Output all of the records exactly as written.
** begin DATA TO USE **
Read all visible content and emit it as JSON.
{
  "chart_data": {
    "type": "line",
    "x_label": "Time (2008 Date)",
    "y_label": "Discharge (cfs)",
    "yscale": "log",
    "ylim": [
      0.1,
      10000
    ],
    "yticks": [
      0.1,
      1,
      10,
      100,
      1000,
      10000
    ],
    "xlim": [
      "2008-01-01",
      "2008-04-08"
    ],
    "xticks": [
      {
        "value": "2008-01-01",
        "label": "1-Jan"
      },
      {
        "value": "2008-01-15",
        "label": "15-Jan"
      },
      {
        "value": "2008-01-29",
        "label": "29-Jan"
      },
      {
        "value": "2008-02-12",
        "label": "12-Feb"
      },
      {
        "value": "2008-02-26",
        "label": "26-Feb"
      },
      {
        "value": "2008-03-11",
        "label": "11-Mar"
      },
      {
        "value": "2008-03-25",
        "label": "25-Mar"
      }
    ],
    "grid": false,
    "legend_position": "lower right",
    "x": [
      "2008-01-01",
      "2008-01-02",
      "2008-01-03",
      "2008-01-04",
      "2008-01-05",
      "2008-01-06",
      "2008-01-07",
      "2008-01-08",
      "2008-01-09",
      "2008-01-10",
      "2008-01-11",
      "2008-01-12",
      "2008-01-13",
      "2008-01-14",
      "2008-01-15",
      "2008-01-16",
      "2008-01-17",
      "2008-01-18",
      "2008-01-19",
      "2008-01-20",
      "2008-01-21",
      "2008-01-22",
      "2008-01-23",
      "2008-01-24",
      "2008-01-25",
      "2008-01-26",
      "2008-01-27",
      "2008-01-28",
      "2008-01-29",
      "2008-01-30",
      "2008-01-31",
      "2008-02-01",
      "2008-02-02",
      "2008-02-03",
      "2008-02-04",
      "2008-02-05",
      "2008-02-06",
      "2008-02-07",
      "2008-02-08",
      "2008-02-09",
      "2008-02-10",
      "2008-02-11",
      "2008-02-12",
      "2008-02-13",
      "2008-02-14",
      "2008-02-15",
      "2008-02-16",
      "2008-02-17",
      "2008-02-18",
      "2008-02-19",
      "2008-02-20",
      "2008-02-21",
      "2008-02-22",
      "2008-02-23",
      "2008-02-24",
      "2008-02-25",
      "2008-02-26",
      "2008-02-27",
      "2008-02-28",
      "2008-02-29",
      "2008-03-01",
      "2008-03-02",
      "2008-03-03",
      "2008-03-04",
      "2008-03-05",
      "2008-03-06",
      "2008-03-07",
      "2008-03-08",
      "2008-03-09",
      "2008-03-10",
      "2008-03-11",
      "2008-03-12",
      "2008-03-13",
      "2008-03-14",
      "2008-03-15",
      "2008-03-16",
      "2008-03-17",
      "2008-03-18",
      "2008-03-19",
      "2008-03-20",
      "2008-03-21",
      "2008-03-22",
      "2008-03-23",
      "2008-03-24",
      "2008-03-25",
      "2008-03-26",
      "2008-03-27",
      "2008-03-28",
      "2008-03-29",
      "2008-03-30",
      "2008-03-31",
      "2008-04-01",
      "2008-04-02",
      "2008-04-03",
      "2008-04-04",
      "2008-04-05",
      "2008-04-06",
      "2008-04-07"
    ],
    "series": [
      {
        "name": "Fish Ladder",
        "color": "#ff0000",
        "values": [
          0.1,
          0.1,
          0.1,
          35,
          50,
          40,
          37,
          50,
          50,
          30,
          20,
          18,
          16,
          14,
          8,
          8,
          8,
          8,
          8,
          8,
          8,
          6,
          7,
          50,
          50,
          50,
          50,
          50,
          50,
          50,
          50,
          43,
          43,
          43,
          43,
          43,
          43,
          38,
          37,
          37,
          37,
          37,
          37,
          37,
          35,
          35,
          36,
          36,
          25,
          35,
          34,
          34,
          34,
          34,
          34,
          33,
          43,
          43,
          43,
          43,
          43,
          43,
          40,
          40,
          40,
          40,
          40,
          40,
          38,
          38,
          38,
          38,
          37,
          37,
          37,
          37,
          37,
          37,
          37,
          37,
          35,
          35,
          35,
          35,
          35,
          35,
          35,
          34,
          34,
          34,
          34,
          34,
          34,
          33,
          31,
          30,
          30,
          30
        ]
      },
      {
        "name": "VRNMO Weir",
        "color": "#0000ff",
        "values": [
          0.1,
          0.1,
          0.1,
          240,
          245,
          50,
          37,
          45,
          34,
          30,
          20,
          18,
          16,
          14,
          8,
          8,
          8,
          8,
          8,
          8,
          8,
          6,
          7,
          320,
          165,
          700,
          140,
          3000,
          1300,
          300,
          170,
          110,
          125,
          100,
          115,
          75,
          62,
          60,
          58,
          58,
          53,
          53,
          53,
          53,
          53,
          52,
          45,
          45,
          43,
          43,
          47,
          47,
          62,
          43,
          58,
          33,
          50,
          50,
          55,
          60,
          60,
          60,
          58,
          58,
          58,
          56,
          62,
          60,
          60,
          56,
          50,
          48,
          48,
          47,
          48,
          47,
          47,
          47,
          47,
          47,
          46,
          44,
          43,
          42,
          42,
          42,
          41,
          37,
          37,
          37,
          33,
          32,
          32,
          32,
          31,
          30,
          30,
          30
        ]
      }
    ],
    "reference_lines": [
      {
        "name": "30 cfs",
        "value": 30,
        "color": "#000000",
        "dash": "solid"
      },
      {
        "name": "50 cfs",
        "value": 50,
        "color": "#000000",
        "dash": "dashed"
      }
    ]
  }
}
** end DATA TO USE **
ANSWER BELOW -
Read all visible content and emit it as JSON.
{
  "chart_data": {
    "type": "line",
    "x_label": "Time (2008 Date)",
    "y_label": "Discharge (cfs)",
    "yscale": "log",
    "ylim": [
      0.1,
      10000
    ],
    "yticks": [
      0.1,
      1,
      10,
      100,
      1000,
      10000
    ],
    "xlim": [
      "2008-01-01",
      "2008-04-08"
    ],
    "xticks": [
      {
        "value": "2008-01-01",
        "label": "1-Jan"
      },
      {
        "value": "2008-01-15",
        "label": "15-Jan"
      },
      {
        "value": "2008-01-29",
        "label": "29-Jan"
      },
      {
        "value": "2008-02-12",
        "label": "12-Feb"
      },
      {
        "value": "2008-02-26",
        "label": "26-Feb"
      },
      {
        "value": "2008-03-11",
        "label": "11-Mar"
      },
      {
        "value": "2008-03-25",
        "label": "25-Mar"
      }
    ],
    "grid": false,
    "legend_position": "lower right",
    "x": [
      "2008-01-01",
      "2008-01-02",
      "2008-01-03",
      "2008-01-04",
      "2008-01-05",
      "2008-01-06",
      "2008-01-07",
      "2008-01-08",
      "2008-01-09",
      "2008-01-10",
      "2008-01-11",
      "2008-01-12",
      "2008-01-13",
      "2008-01-14",
      "2008-01-15",
      "2008-01-16",
      "2008-01-17",
      "2008-01-18",
      "2008-01-19",
      "2008-01-20",
      "2008-01-21",
      "2008-01-22",
      "2008-01-23",
      "2008-01-24",
      "2008-01-25",
      "2008-01-26",
      "2008-01-27",
      "2008-01-28",
      "2008-01-29",
      "2008-01-30",
      "2008-01-31",
      "2008-02-01",
      "2008-02-02",
      "2008-02-03",
      "2008-02-04",
      "2008-02-05",
      "2008-02-06",
      "2008-02-07",
      "2008-02-08",
      "2008-02-09",
      "2008-02-10",
      "2008-02-11",
      "2008-02-12",
      "2008-02-13",
      "2008-02-14",
      "2008-02-15",
      "2008-02-16",
      "2008-02-17",
      "2008-02-18",
      "2008-02-19",
      "2008-02-20",
      "2008-02-21",
      "2008-02-22",
      "2008-02-23",
      "2008-02-24",
      "2008-02-25",
      "2008-02-26",
      "2008-02-27",
      "2008-02-28",
      "2008-02-29",
      "2008-03-01",
      "2008-03-02",
      "2008-03-03",
      "2008-03-04",
      "2008-03-05",
      "2008-03-06",
      "2008-03-07",
      "2008-03-08",
      "2008-03-09",
      "2008-03-10",
      "2008-03-11",
      "2008-03-12",
      "2008-03-13",
      "2008-03-14",
      "2008-03-15",
      "2008-03-16",
      "2008-03-17",
      "2008-03-18",
      "2008-03-19",
      "2008-03-20",
      "2008-03-21",
      "2008-03-22",
      "2008-03-23",
      "2008-03-24",
      "2008-03-25",
      "2008-03-26",
      "2008-03-27",
      "2008-03-28",
      "2008-03-29",
      "2008-03-30",
      "2008-03-31",
      "2008-04-01",
      "2008-04-02",
      "2008-04-03",
      "2008-04-04",
      "2008-04-05",
      "2008-04-06",
      "2008-04-07"
    ],
    "series": [
      {
        "name": "Fish Ladder",
        "color": "#ff0000",
        "values": [
          0.1,
          0.1,
          0.1,
          35,
          50,
          40,
          37,
          50,
          50,
          30,
          20,
          18,
          16,
          14,
          8,
          8,
          8,
          8,
          8,
          8,
          8,
          6,
          7,
          50,
          50,
          50,
          50,
          50,
          50,
          50,
          50,
          43,
          43,
          43,
          43,
          43,
          43,
          38,
          37,
          37,
          37,
          37,
          37,
          37,
          35,
          35,
          36,
          36,
          25,
          35,
          34,
          34,
          34,
          34,
          34,
          33,
          43,
          43,
          43,
          43,
          43,
          43,
          40,
          40,
          40,
          40,
          40,
          40,
          38,
          38,
          38,
          38,
          37,
          37,
          37,
          37,
          37,
          37,
          37,
          37,
          35,
          35,
          35,
          35,
          35,
          35,
          35,
          34,
          34,
          34,
          34,
          34,
          34,
          33,
          31,
          30,
          30,
          30
        ]
      },
      {
        "name": "VRNMO Weir",
        "color": "#0000ff",
        "values": [
          0.1,
          0.1,
          0.1,
          240,
          245,
          50,
          37,
          45,
          34,
          30,
          20,
          18,
          16,
          14,
          8,
          8,
          8,
          8,
          8,
          8,
          8,
          6,
          7,
          320,
          165,
          700,
          140,
          3000,
          1300,
          300,
          170,
          110,
          125,
          100,
          115,
          75,
          62,
          60,
          58,
          58,
          53,
          53,
          53,
          53,
          53,
          52,
          45,
          45,
          43,
          43,
          47,
          47,
          62,
          43,
          58,
          33,
          50,
          50,
          55,
          60,
          60,
          60,
          58,
          58,
          58,
          56,
          62,
          60,
          60,
          56,
          50,
          48,
          48,
          47,
          48,
          47,
          47,
          47,
          47,
          47,
          46,
          44,
          43,
          42,
          42,
          42,
          41,
          37,
          37,
          37,
          33,
          32,
          32,
          32,
          31,
          30,
          30,
          30
        ]
      }
    ],
    "reference_lines": [
      {
        "name": "30 cfs",
        "value": 30,
        "color": "#000000",
        "dash": "solid"
      },
      {
        "name": "50 cfs",
        "value": 50,
        "color": "#000000",
        "dash": "dashed"
      }
    ]
  }
}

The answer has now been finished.